[Items from a data source]
[start]

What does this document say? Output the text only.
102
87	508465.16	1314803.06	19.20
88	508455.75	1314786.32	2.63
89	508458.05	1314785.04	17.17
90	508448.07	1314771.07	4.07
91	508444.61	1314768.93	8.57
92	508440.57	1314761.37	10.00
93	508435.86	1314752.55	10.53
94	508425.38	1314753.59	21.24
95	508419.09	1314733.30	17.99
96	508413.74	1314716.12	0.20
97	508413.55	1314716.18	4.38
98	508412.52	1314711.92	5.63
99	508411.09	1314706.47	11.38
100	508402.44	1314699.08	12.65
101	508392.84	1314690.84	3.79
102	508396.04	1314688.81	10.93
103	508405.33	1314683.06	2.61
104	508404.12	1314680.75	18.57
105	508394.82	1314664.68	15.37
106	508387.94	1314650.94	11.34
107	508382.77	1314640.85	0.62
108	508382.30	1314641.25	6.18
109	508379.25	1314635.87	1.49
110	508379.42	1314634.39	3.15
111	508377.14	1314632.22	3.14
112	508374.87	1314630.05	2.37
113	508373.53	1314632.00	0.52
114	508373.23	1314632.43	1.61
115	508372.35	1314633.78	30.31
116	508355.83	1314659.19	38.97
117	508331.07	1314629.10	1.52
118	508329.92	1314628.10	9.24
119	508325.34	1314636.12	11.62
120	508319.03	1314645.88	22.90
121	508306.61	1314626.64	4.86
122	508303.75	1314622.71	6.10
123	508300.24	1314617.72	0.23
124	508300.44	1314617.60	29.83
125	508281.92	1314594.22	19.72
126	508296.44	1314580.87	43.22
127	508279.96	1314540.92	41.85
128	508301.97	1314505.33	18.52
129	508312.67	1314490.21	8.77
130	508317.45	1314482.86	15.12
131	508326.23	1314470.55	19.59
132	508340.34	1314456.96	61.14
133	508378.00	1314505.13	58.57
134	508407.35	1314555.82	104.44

[end]
[start]

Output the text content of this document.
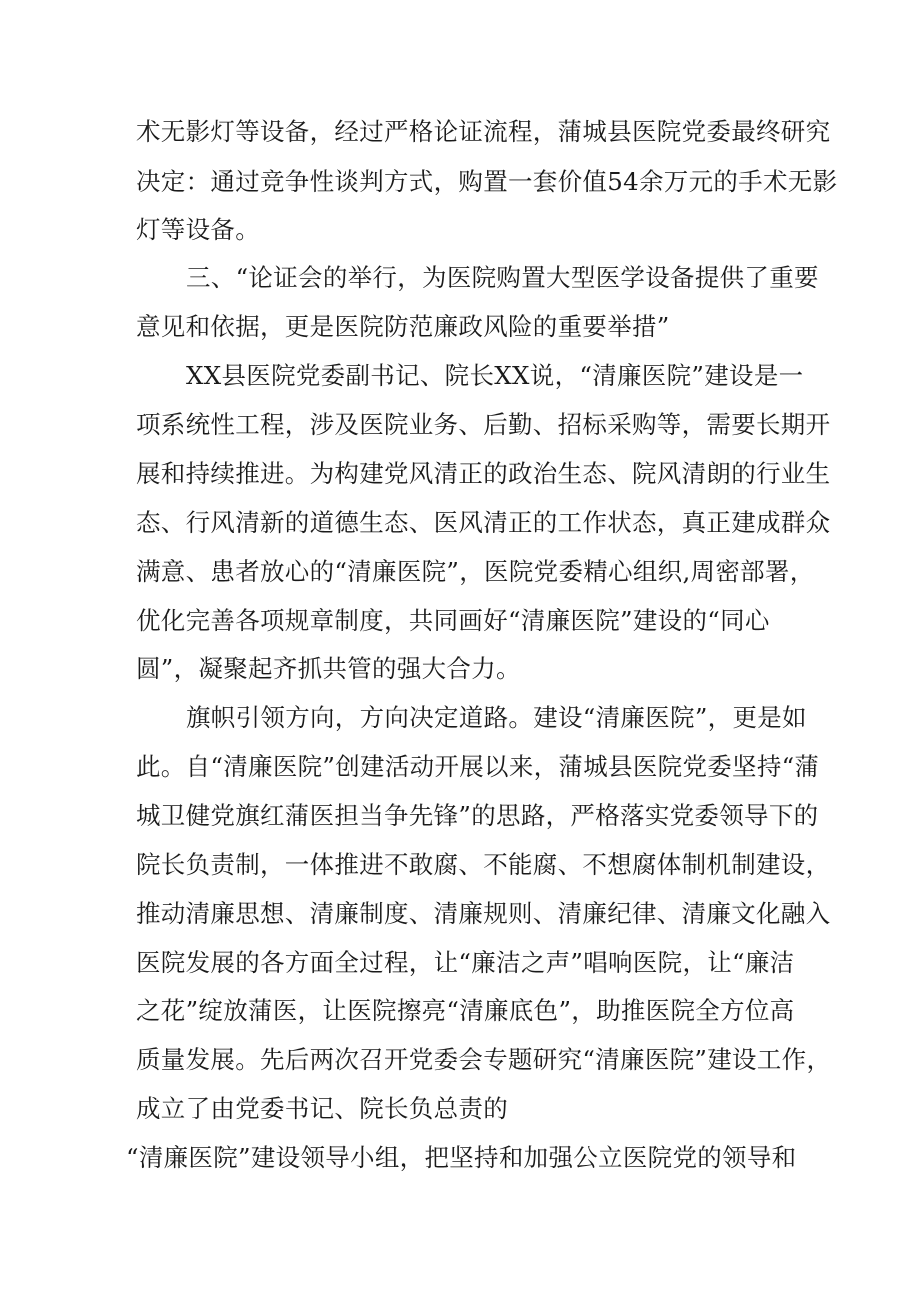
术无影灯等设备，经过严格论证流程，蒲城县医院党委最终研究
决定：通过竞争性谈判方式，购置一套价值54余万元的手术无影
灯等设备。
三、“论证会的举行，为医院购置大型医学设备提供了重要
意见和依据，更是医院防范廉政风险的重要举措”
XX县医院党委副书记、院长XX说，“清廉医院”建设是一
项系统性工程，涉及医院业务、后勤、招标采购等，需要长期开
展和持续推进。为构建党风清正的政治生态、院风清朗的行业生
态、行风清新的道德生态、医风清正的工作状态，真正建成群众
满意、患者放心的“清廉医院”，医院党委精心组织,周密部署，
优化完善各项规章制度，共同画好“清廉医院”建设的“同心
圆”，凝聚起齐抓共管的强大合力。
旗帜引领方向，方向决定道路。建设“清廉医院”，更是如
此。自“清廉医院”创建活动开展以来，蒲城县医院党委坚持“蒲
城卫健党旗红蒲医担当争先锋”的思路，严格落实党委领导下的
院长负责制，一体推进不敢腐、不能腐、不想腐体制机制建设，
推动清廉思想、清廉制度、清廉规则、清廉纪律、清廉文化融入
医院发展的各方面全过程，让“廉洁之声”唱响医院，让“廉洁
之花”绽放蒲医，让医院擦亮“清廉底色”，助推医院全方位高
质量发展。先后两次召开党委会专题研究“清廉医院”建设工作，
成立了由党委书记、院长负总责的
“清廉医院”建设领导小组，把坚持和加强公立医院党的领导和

[end]

• **Given exercise**
Using the listing, collect all lines in which the string "清廉医院" is found.

• **Response below**
XX县医院党委副书记、院长XX说，“清廉医院”建设是一
满意、患者放心的“清廉医院”，医院党委精心组织,周密部署，
优化完善各项规章制度，共同画好“清廉医院”建设的“同心
旗帜引领方向，方向决定道路。建设“清廉医院”，更是如
此。自“清廉医院”创建活动开展以来，蒲城县医院党委坚持“蒲
质量发展。先后两次召开党委会专题研究“清廉医院”建设工作，
“清廉医院”建设领导小组，把坚持和加强公立医院党的领导和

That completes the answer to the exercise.